TASK TO CARRY OUT
Copy out the entries below precisely; nothing is to be omitted.

Collected data entries:
════════════════════
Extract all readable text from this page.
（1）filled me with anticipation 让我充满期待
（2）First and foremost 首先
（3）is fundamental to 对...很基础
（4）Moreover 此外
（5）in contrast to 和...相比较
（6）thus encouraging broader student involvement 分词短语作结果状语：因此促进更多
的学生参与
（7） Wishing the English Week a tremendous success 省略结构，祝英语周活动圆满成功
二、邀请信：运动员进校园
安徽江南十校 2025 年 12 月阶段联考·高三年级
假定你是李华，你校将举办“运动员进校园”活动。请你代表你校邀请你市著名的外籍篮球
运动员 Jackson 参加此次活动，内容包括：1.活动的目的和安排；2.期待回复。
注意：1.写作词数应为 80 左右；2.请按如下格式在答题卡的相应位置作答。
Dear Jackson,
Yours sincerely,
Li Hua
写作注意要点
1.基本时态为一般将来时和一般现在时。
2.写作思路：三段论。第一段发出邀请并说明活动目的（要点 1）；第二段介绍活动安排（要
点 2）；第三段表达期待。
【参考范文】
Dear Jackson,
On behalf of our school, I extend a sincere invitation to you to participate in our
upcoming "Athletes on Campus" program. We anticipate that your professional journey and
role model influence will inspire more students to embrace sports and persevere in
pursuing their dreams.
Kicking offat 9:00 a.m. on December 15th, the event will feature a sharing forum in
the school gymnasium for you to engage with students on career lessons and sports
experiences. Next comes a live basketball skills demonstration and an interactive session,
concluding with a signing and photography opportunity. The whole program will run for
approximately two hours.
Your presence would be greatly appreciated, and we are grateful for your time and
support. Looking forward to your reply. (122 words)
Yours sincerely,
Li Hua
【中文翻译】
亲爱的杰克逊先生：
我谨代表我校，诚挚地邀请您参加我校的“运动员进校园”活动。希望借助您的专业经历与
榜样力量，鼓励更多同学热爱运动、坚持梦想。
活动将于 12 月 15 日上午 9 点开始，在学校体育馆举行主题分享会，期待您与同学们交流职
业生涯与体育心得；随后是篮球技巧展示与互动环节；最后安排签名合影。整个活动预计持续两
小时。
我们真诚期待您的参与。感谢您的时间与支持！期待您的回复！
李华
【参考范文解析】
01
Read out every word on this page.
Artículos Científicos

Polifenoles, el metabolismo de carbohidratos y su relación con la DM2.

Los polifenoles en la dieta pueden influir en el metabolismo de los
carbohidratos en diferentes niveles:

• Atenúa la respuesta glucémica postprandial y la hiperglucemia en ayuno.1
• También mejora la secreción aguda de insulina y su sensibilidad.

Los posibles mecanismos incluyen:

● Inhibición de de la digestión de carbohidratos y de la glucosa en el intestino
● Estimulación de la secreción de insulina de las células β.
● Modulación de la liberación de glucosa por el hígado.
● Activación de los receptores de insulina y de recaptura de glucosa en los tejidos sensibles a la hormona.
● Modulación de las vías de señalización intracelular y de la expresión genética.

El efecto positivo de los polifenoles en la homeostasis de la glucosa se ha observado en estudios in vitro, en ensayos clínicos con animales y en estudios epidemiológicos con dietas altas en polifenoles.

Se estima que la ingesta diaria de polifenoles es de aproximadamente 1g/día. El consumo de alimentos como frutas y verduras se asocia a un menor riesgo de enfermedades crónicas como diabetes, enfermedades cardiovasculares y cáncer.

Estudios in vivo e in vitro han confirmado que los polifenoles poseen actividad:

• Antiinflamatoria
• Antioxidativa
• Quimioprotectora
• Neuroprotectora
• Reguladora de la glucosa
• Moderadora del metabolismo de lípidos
════════════════════
RESULT FOR THIS EXERCISE
Extract all readable text from this page.
（1）filled me with anticipation 让我充满期待
（2）First and foremost 首先
（3）is fundamental to 对...很基础
（4）Moreover 此外
（5）in contrast to 和...相比较
（6）thus encouraging broader student involvement 分词短语作结果状语：因此促进更多
的学生参与
（7） Wishing the English Week a tremendous success 省略结构，祝英语周活动圆满成功
二、邀请信：运动员进校园
安徽江南十校 2025 年 12 月阶段联考·高三年级
假定你是李华，你校将举办“运动员进校园”活动。请你代表你校邀请你市著名的外籍篮球
运动员 Jackson 参加此次活动，内容包括：1.活动的目的和安排；2.期待回复。
注意：1.写作词数应为 80 左右；2.请按如下格式在答题卡的相应位置作答。
Dear Jackson,
Yours sincerely,
Li Hua
写作注意要点
1.基本时态为一般将来时和一般现在时。
2.写作思路：三段论。第一段发出邀请并说明活动目的（要点 1）；第二段介绍活动安排（要
点 2）；第三段表达期待。
【参考范文】
Dear Jackson,
On behalf of our school, I extend a sincere invitation to you to participate in our
upcoming "Athletes on Campus" program. We anticipate that your professional journey and
role model influence will inspire more students to embrace sports and persevere in
pursuing their dreams.
Kicking offat 9:00 a.m. on December 15th, the event will feature a sharing forum in
the school gymnasium for you to engage with students on career lessons and sports
experiences. Next comes a live basketball skills demonstration and an interactive session,
concluding with a signing and photography opportunity. The whole program will run for
approximately two hours.
Your presence would be greatly appreciated, and we are grateful for your time and
support. Looking forward to your reply. (122 words)
Yours sincerely,
Li Hua
【中文翻译】
亲爱的杰克逊先生：
我谨代表我校，诚挚地邀请您参加我校的“运动员进校园”活动。希望借助您的专业经历与
榜样力量，鼓励更多同学热爱运动、坚持梦想。
活动将于 12 月 15 日上午 9 点开始，在学校体育馆举行主题分享会，期待您与同学们交流职
业生涯与体育心得；随后是篮球技巧展示与互动环节；最后安排签名合影。整个活动预计持续两
小时。
我们真诚期待您的参与。感谢您的时间与支持！期待您的回复！
李华
【参考范文解析】
01
Read out every word on this page.
Artículos Científicos

Polifenoles, el metabolismo de carbohidratos y su relación con la DM2.

Los polifenoles en la dieta pueden influir en el metabolismo de los
carbohidratos en diferentes niveles:

• Atenúa la respuesta glucémica postprandial y la hiperglucemia en ayuno.1
• También mejora la secreción aguda de insulina y su sensibilidad.

Los posibles mecanismos incluyen:

● Inhibición de de la digestión de carbohidratos y de la glucosa en el intestino
● Estimulación de la secreción de insulina de las células β.
● Modulación de la liberación de glucosa por el hígado.
● Activación de los receptores de insulina y de recaptura de glucosa en los tejidos sensibles a la hormona.
● Modulación de las vías de señalización intracelular y de la expresión genética.

El efecto positivo de los polifenoles en la homeostasis de la glucosa se ha observado en estudios in vitro, en ensayos clínicos con animales y en estudios epidemiológicos con dietas altas en polifenoles.

Se estima que la ingesta diaria de polifenoles es de aproximadamente 1g/día. El consumo de alimentos como frutas y verduras se asocia a un menor riesgo de enfermedades crónicas como diabetes, enfermedades cardiovasculares y cáncer.

Estudios in vivo e in vitro han confirmado que los polifenoles poseen actividad:

• Antiinflamatoria
• Antioxidativa
• Quimioprotectora
• Neuroprotectora
• Reguladora de la glucosa
• Moderadora del metabolismo de lípidos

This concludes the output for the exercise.